# INSTRUÇÃO DADA:
Reproduza todas as linhas abaixo sem nenhuma alteração.

# MATERIAL FORNECIDO:
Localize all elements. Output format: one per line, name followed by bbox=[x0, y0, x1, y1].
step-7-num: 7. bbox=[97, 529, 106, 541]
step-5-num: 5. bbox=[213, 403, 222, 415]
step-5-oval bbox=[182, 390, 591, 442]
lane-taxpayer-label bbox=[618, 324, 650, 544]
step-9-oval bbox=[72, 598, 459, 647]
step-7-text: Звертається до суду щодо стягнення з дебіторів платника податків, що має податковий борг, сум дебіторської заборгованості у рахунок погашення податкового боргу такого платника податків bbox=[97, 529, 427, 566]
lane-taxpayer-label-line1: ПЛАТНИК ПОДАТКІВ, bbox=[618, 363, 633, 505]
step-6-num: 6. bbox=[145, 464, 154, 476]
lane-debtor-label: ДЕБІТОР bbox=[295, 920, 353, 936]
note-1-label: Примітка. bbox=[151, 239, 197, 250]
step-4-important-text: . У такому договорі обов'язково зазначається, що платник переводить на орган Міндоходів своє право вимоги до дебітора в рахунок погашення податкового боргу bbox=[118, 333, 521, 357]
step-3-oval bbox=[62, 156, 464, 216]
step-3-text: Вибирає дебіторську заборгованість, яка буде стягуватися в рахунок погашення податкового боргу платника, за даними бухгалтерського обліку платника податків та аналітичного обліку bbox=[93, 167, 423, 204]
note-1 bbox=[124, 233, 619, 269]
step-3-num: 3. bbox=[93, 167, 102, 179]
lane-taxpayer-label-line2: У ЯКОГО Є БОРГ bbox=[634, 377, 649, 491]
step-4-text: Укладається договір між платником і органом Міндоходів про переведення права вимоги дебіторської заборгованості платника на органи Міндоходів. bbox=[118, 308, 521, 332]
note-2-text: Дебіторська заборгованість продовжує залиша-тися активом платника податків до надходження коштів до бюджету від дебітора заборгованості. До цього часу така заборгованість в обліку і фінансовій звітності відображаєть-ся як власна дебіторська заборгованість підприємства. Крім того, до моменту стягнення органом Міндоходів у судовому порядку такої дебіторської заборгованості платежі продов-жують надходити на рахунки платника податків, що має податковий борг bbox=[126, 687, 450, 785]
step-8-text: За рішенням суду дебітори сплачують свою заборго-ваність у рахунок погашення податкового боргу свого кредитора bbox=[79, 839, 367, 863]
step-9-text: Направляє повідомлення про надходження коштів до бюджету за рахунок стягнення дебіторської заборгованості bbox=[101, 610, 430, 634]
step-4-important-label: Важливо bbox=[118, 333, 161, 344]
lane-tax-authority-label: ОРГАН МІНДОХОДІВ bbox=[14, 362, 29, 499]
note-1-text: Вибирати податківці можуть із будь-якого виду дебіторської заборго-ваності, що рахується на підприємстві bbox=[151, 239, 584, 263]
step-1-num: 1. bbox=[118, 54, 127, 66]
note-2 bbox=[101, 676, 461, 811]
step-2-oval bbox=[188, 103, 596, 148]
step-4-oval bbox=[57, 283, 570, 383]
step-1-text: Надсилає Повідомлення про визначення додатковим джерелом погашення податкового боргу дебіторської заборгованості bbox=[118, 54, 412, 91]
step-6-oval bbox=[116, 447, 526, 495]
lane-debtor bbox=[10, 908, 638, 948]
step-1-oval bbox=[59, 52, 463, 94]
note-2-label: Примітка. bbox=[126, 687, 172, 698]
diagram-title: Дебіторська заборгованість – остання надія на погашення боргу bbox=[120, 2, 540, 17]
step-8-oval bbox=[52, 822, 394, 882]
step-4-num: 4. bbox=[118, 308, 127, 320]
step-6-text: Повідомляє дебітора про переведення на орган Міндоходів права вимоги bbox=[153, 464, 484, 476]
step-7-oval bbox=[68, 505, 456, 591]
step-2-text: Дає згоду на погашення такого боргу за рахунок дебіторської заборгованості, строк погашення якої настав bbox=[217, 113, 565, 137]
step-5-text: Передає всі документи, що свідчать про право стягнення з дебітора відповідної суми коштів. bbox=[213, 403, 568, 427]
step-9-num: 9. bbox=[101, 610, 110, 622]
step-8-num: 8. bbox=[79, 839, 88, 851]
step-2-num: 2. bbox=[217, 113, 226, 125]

# SOLUÇÃO DO PROBLEMA:
Localize all elements. Output format: one per line, name followed by bbox=[x0, y0, x1, y1].
step-7-num: 7. bbox=[97, 529, 106, 541]
step-5-num: 5. bbox=[213, 403, 222, 415]
step-5-oval bbox=[182, 390, 591, 442]
lane-taxpayer-label bbox=[618, 324, 650, 544]
step-9-oval bbox=[72, 598, 459, 647]
step-7-text: Звертається до суду щодо стягнення з дебіторів платника податків, що має податковий борг, сум дебіторської заборгованості у рахунок погашення податкового боргу такого платника податків bbox=[97, 529, 427, 566]
lane-taxpayer-label-line1: ПЛАТНИК ПОДАТКІВ, bbox=[618, 363, 633, 505]
step-6-num: 6. bbox=[145, 464, 154, 476]
lane-debtor-label: ДЕБІТОР bbox=[295, 920, 353, 936]
note-1-label: Примітка. bbox=[151, 239, 197, 250]
step-4-important-text: . У такому договорі обов'язково зазначається, що платник переводить на орган Міндоходів своє право вимоги до дебітора в рахунок погашення податкового боргу bbox=[118, 333, 521, 357]
step-3-oval bbox=[62, 156, 464, 216]
step-3-text: Вибирає дебіторську заборгованість, яка буде стягуватися в рахунок погашення податкового боргу платника, за даними бухгалтерського обліку платника податків та аналітичного обліку bbox=[93, 167, 423, 204]
note-1 bbox=[124, 233, 619, 269]
step-3-num: 3. bbox=[93, 167, 102, 179]
lane-taxpayer-label-line2: У ЯКОГО Є БОРГ bbox=[634, 377, 649, 491]
step-4-text: Укладається договір між платником і органом Міндоходів про переведення права вимоги дебіторської заборгованості платника на органи Міндоходів. bbox=[118, 308, 521, 332]
note-2-text: Дебіторська заборгованість продовжує залиша-тися активом платника податків до надходження коштів до бюджету від дебітора заборгованості. До цього часу така заборгованість в обліку і фінансовій звітності відображаєть-ся як власна дебіторська заборгованість підприємства. Крім того, до моменту стягнення органом Міндоходів у судовому порядку такої дебіторської заборгованості платежі продов-жують надходити на рахунки платника податків, що має податковий борг bbox=[126, 687, 450, 785]
step-8-text: За рішенням суду дебітори сплачують свою заборго-ваність у рахунок погашення податкового боргу свого кредитора bbox=[79, 839, 367, 863]
step-9-text: Направляє повідомлення про надходження коштів до бюджету за рахунок стягнення дебіторської заборгованості bbox=[101, 610, 430, 634]
step-4-important-label: Важливо bbox=[118, 333, 161, 344]
lane-tax-authority-label: ОРГАН МІНДОХОДІВ bbox=[14, 362, 29, 499]
note-1-text: Вибирати податківці можуть із будь-якого виду дебіторської заборго-ваності, що рахується на підприємстві bbox=[151, 239, 584, 263]
step-1-num: 1. bbox=[118, 54, 127, 66]
note-2 bbox=[101, 676, 461, 811]
step-2-oval bbox=[188, 103, 596, 148]
step-4-oval bbox=[57, 283, 570, 383]
step-1-text: Надсилає Повідомлення про визначення додатковим джерелом погашення податкового боргу дебіторської заборгованості bbox=[118, 54, 412, 91]
step-6-oval bbox=[116, 447, 526, 495]
lane-debtor bbox=[10, 908, 638, 948]
step-1-oval bbox=[59, 52, 463, 94]
note-2-label: Примітка. bbox=[126, 687, 172, 698]
diagram-title: Дебіторська заборгованість – остання надія на погашення боргу bbox=[120, 2, 540, 17]
step-8-oval bbox=[52, 822, 394, 882]
step-4-num: 4. bbox=[118, 308, 127, 320]
step-6-text: Повідомляє дебітора про переведення на орган Міндоходів права вимоги bbox=[153, 464, 484, 476]
step-7-oval bbox=[68, 505, 456, 591]
step-2-text: Дає згоду на погашення такого боргу за рахунок дебіторської заборгованості, строк погашення якої настав bbox=[217, 113, 565, 137]
step-5-text: Передає всі документи, що свідчать про право стягнення з дебітора відповідної суми коштів. bbox=[213, 403, 568, 427]
step-9-num: 9. bbox=[101, 610, 110, 622]
step-8-num: 8. bbox=[79, 839, 88, 851]
step-2-num: 2. bbox=[217, 113, 226, 125]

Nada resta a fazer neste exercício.